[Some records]
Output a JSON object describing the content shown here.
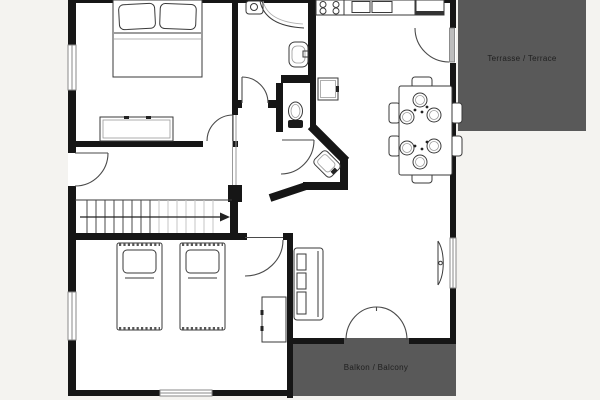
{
  "plan": {
    "terrace": {
      "label": "Terrasse / Terrace"
    },
    "balcony": {
      "label": "Balkon / Balcony"
    }
  },
  "colors": {
    "deck": "#595959",
    "wall": "#161616",
    "floor": "#ffffff",
    "background": "#f4f3f0",
    "furniture_line": "#3a3a3a",
    "label_text": "#1f1f1f"
  }
}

What to do -> Leave out the pictures and reproduce the rest of the listing exactly.

Task answer ->
Output a JSON object describing the content shown here.
{
  "plan": {
    "terrace": {
      "label": "Terrasse / Terrace"
    },
    "balcony": {
      "label": "Balkon / Balcony"
    }
  },
  "colors": {
    "deck": "#595959",
    "wall": "#161616",
    "floor": "#ffffff",
    "background": "#f4f3f0",
    "furniture_line": "#3a3a3a",
    "label_text": "#1f1f1f"
  }
}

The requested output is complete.